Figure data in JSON
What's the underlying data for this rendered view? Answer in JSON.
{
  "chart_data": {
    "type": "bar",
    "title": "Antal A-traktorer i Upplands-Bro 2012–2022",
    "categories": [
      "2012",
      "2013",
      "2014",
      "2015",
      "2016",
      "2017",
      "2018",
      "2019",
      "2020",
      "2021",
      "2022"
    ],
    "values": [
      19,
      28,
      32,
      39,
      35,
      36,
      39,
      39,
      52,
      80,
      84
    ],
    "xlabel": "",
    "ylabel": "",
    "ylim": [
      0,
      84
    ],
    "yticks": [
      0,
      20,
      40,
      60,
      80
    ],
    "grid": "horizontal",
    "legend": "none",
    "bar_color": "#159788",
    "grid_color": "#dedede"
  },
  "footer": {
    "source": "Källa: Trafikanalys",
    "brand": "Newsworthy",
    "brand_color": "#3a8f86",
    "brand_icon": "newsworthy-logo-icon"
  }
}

● **Do this**
Retype the listing exactly, in full.

● **Correct output**
What's the underlying data for this rendered view? Answer in JSON.
{
  "chart_data": {
    "type": "bar",
    "title": "Antal A-traktorer i Upplands-Bro 2012–2022",
    "categories": [
      "2012",
      "2013",
      "2014",
      "2015",
      "2016",
      "2017",
      "2018",
      "2019",
      "2020",
      "2021",
      "2022"
    ],
    "values": [
      19,
      28,
      32,
      39,
      35,
      36,
      39,
      39,
      52,
      80,
      84
    ],
    "xlabel": "",
    "ylabel": "",
    "ylim": [
      0,
      84
    ],
    "yticks": [
      0,
      20,
      40,
      60,
      80
    ],
    "grid": "horizontal",
    "legend": "none",
    "bar_color": "#159788",
    "grid_color": "#dedede"
  },
  "footer": {
    "source": "Källa: Trafikanalys",
    "brand": "Newsworthy",
    "brand_color": "#3a8f86",
    "brand_icon": "newsworthy-logo-icon"
  }
}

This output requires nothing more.